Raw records

-------

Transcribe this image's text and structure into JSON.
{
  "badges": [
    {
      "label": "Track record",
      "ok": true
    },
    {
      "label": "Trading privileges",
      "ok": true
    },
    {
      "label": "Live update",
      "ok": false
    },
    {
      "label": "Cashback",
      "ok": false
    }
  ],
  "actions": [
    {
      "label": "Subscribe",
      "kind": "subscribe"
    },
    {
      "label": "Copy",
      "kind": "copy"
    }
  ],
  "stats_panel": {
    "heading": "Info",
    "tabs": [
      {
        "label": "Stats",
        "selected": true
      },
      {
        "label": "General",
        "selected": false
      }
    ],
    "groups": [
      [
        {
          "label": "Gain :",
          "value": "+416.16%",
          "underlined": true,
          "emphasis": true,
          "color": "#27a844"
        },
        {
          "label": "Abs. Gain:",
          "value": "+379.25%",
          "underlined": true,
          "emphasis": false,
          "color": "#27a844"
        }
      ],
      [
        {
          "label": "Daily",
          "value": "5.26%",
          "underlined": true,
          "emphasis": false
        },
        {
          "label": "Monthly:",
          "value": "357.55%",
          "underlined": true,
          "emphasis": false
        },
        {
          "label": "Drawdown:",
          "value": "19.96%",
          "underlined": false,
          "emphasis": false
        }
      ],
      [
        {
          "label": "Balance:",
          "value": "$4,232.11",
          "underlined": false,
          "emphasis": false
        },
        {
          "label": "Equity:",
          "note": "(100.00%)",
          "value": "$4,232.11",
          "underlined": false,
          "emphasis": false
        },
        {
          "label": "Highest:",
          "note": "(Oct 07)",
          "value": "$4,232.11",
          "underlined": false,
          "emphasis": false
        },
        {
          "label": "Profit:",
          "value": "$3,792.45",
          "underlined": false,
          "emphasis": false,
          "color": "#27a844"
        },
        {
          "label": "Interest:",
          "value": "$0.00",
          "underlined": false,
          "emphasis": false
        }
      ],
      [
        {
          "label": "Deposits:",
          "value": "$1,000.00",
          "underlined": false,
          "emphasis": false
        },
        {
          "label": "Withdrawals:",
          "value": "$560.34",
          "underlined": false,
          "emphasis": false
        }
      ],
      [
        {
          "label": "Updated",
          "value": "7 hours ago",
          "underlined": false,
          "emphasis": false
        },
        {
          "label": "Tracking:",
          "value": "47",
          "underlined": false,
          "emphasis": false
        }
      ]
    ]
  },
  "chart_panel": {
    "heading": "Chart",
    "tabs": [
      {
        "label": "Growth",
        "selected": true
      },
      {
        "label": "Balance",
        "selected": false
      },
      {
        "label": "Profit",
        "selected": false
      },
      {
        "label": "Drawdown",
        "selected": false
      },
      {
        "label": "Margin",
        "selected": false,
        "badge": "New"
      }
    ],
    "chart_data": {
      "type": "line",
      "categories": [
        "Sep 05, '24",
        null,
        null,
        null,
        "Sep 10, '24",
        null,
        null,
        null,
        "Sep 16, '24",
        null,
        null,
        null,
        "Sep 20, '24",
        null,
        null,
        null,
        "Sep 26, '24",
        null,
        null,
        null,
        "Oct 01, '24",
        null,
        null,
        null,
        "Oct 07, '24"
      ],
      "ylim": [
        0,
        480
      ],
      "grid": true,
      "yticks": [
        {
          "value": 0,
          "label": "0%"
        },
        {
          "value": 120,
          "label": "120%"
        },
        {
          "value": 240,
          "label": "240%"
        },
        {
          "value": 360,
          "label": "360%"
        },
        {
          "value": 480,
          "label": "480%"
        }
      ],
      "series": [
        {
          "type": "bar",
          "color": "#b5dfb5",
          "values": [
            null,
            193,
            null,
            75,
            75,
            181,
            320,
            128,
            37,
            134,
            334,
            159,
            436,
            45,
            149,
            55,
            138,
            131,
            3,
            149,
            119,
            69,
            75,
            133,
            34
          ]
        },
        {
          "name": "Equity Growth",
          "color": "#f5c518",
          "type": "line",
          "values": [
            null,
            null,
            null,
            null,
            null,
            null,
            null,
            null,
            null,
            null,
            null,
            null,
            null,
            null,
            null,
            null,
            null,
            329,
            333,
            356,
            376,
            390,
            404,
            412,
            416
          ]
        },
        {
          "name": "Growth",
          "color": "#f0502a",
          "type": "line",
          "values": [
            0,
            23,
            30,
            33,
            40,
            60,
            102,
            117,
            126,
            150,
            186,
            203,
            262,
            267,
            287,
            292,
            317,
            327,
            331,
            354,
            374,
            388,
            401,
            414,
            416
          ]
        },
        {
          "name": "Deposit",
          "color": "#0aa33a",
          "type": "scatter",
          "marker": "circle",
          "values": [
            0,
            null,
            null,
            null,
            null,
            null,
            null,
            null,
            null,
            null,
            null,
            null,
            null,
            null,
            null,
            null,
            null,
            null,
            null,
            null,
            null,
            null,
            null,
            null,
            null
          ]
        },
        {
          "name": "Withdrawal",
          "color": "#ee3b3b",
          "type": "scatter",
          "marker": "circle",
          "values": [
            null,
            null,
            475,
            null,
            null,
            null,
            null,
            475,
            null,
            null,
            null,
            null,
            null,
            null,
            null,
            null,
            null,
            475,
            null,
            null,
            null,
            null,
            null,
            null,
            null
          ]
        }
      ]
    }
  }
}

-------

**Aim**
Return all of the data word for word.

**Finished exercise**
Transcribe this image's text and structure into JSON.
{
  "badges": [
    {
      "label": "Track record",
      "ok": true
    },
    {
      "label": "Trading privileges",
      "ok": true
    },
    {
      "label": "Live update",
      "ok": false
    },
    {
      "label": "Cashback",
      "ok": false
    }
  ],
  "actions": [
    {
      "label": "Subscribe",
      "kind": "subscribe"
    },
    {
      "label": "Copy",
      "kind": "copy"
    }
  ],
  "stats_panel": {
    "heading": "Info",
    "tabs": [
      {
        "label": "Stats",
        "selected": true
      },
      {
        "label": "General",
        "selected": false
      }
    ],
    "groups": [
      [
        {
          "label": "Gain :",
          "value": "+416.16%",
          "underlined": true,
          "emphasis": true,
          "color": "#27a844"
        },
        {
          "label": "Abs. Gain:",
          "value": "+379.25%",
          "underlined": true,
          "emphasis": false,
          "color": "#27a844"
        }
      ],
      [
        {
          "label": "Daily",
          "value": "5.26%",
          "underlined": true,
          "emphasis": false
        },
        {
          "label": "Monthly:",
          "value": "357.55%",
          "underlined": true,
          "emphasis": false
        },
        {
          "label": "Drawdown:",
          "value": "19.96%",
          "underlined": false,
          "emphasis": false
        }
      ],
      [
        {
          "label": "Balance:",
          "value": "$4,232.11",
          "underlined": false,
          "emphasis": false
        },
        {
          "label": "Equity:",
          "note": "(100.00%)",
          "value": "$4,232.11",
          "underlined": false,
          "emphasis": false
        },
        {
          "label": "Highest:",
          "note": "(Oct 07)",
          "value": "$4,232.11",
          "underlined": false,
          "emphasis": false
        },
        {
          "label": "Profit:",
          "value": "$3,792.45",
          "underlined": false,
          "emphasis": false,
          "color": "#27a844"
        },
        {
          "label": "Interest:",
          "value": "$0.00",
          "underlined": false,
          "emphasis": false
        }
      ],
      [
        {
          "label": "Deposits:",
          "value": "$1,000.00",
          "underlined": false,
          "emphasis": false
        },
        {
          "label": "Withdrawals:",
          "value": "$560.34",
          "underlined": false,
          "emphasis": false
        }
      ],
      [
        {
          "label": "Updated",
          "value": "7 hours ago",
          "underlined": false,
          "emphasis": false
        },
        {
          "label": "Tracking:",
          "value": "47",
          "underlined": false,
          "emphasis": false
        }
      ]
    ]
  },
  "chart_panel": {
    "heading": "Chart",
    "tabs": [
      {
        "label": "Growth",
        "selected": true
      },
      {
        "label": "Balance",
        "selected": false
      },
      {
        "label": "Profit",
        "selected": false
      },
      {
        "label": "Drawdown",
        "selected": false
      },
      {
        "label": "Margin",
        "selected": false,
        "badge": "New"
      }
    ],
    "chart_data": {
      "type": "line",
      "categories": [
        "Sep 05, '24",
        null,
        null,
        null,
        "Sep 10, '24",
        null,
        null,
        null,
        "Sep 16, '24",
        null,
        null,
        null,
        "Sep 20, '24",
        null,
        null,
        null,
        "Sep 26, '24",
        null,
        null,
        null,
        "Oct 01, '24",
        null,
        null,
        null,
        "Oct 07, '24"
      ],
      "ylim": [
        0,
        480
      ],
      "grid": true,
      "yticks": [
        {
          "value": 0,
          "label": "0%"
        },
        {
          "value": 120,
          "label": "120%"
        },
        {
          "value": 240,
          "label": "240%"
        },
        {
          "value": 360,
          "label": "360%"
        },
        {
          "value": 480,
          "label": "480%"
        }
      ],
      "series": [
        {
          "type": "bar",
          "color": "#b5dfb5",
          "values": [
            null,
            193,
            null,
            75,
            75,
            181,
            320,
            128,
            37,
            134,
            334,
            159,
            436,
            45,
            149,
            55,
            138,
            131,
            3,
            149,
            119,
            69,
            75,
            133,
            34
          ]
        },
        {
          "name": "Equity Growth",
          "color": "#f5c518",
          "type": "line",
          "values": [
            null,
            null,
            null,
            null,
            null,
            null,
            null,
            null,
            null,
            null,
            null,
            null,
            null,
            null,
            null,
            null,
            null,
            329,
            333,
            356,
            376,
            390,
            404,
            412,
            416
          ]
        },
        {
          "name": "Growth",
          "color": "#f0502a",
          "type": "line",
          "values": [
            0,
            23,
            30,
            33,
            40,
            60,
            102,
            117,
            126,
            150,
            186,
            203,
            262,
            267,
            287,
            292,
            317,
            327,
            331,
            354,
            374,
            388,
            401,
            414,
            416
          ]
        },
        {
          "name": "Deposit",
          "color": "#0aa33a",
          "type": "scatter",
          "marker": "circle",
          "values": [
            0,
            null,
            null,
            null,
            null,
            null,
            null,
            null,
            null,
            null,
            null,
            null,
            null,
            null,
            null,
            null,
            null,
            null,
            null,
            null,
            null,
            null,
            null,
            null,
            null
          ]
        },
        {
          "name": "Withdrawal",
          "color": "#ee3b3b",
          "type": "scatter",
          "marker": "circle",
          "values": [
            null,
            null,
            475,
            null,
            null,
            null,
            null,
            475,
            null,
            null,
            null,
            null,
            null,
            null,
            null,
            null,
            null,
            475,
            null,
            null,
            null,
            null,
            null,
            null,
            null
          ]
        }
      ]
    }
  }
}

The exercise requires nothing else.